----- Records supplied -----

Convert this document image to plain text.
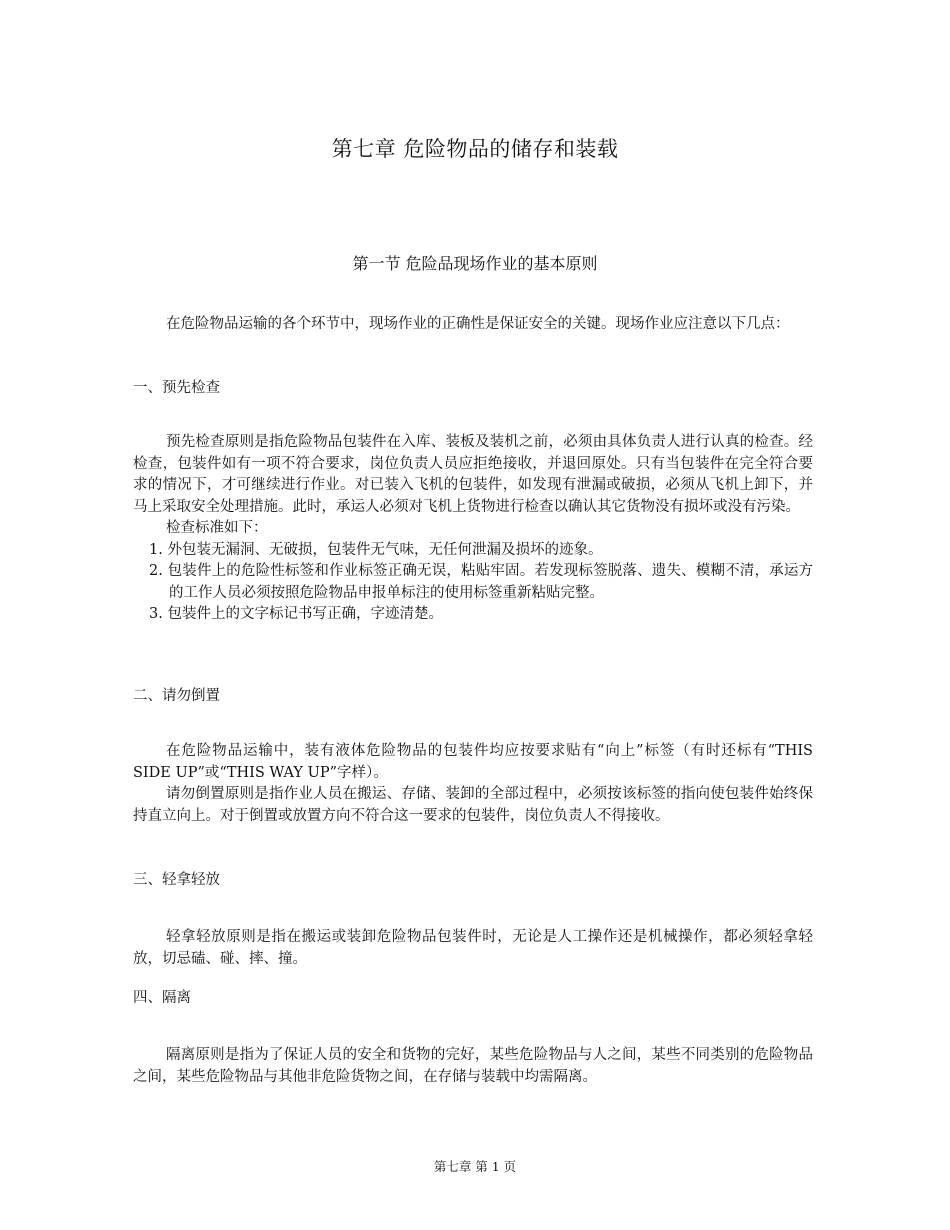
第七章 危险物品的储存和装载
第一节 危险品现场作业的基本原则

在危险物品运输的各个环节中，现场作业的正确性是保证安全的关键。现场作业应注意以下几点：

一、预先检查

预先检查原则是指危险物品包装件在入库、装板及装机之前，必须由具体负责人进行认真的检查。经检查，包装件如有一项不符合要求，岗位负责人员应拒绝接收，并退回原处。只有当包装件在完全符合要求的情况下，才可继续进行作业。对已装入飞机的包装件，如发现有泄漏或破损，必须从飞机上卸下，并马上采取安全处理措施。此时，承运人必须对飞机上货物进行检查以确认其它货物没有损坏或没有污染。

检查标准如下：

1. 外包装无漏洞、无破损，包装件无气味，无任何泄漏及损坏的迹象。

2. 包装件上的危险性标签和作业标签正确无误，粘贴牢固。若发现标签脱落、遗失、模糊不清，承运方的工作人员必须按照危险物品申报单标注的使用标签重新粘贴完整。

3. 包装件上的文字标记书写正确，字迹清楚。

二、请勿倒置

在危险物品运输中，装有液体危险物品的包装件均应按要求贴有“向上”标签（有时还标有“THIS SIDE UP”或“THIS WAY UP”字样）。

请勿倒置原则是指作业人员在搬运、存储、装卸的全部过程中，必须按该标签的指向使包装件始终保持直立向上。对于倒置或放置方向不符合这一要求的包装件，岗位负责人不得接收。

三、轻拿轻放

轻拿轻放原则是指在搬运或装卸危险物品包装件时，无论是人工操作还是机械操作，都必须轻拿轻放，切忌磕、碰、摔、撞。

四、隔离

隔离原则是指为了保证人员的安全和货物的完好，某些危险物品与人之间，某些不同类别的危险物品之间，某些危险物品与其他非危险货物之间，在存储与装载中均需隔离。

第七章 第 1 页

-----

▸ Stated task
Omit every picture, then repeat the remaining data exactly as it appears above.

▸ Response below
Convert this document image to plain text.
第七章 危险物品的储存和装载
第一节 危险品现场作业的基本原则

在危险物品运输的各个环节中，现场作业的正确性是保证安全的关键。现场作业应注意以下几点：

一、预先检查

预先检查原则是指危险物品包装件在入库、装板及装机之前，必须由具体负责人进行认真的检查。经检查，包装件如有一项不符合要求，岗位负责人员应拒绝接收，并退回原处。只有当包装件在完全符合要求的情况下，才可继续进行作业。对已装入飞机的包装件，如发现有泄漏或破损，必须从飞机上卸下，并马上采取安全处理措施。此时，承运人必须对飞机上货物进行检查以确认其它货物没有损坏或没有污染。

检查标准如下：

1. 外包装无漏洞、无破损，包装件无气味，无任何泄漏及损坏的迹象。

2. 包装件上的危险性标签和作业标签正确无误，粘贴牢固。若发现标签脱落、遗失、模糊不清，承运方的工作人员必须按照危险物品申报单标注的使用标签重新粘贴完整。

3. 包装件上的文字标记书写正确，字迹清楚。

二、请勿倒置

在危险物品运输中，装有液体危险物品的包装件均应按要求贴有“向上”标签（有时还标有“THIS SIDE UP”或“THIS WAY UP”字样）。

请勿倒置原则是指作业人员在搬运、存储、装卸的全部过程中，必须按该标签的指向使包装件始终保持直立向上。对于倒置或放置方向不符合这一要求的包装件，岗位负责人不得接收。

三、轻拿轻放

轻拿轻放原则是指在搬运或装卸危险物品包装件时，无论是人工操作还是机械操作，都必须轻拿轻放，切忌磕、碰、摔、撞。

四、隔离

隔离原则是指为了保证人员的安全和货物的完好，某些危险物品与人之间，某些不同类别的危险物品之间，某些危险物品与其他非危险货物之间，在存储与装载中均需隔离。

第七章 第 1 页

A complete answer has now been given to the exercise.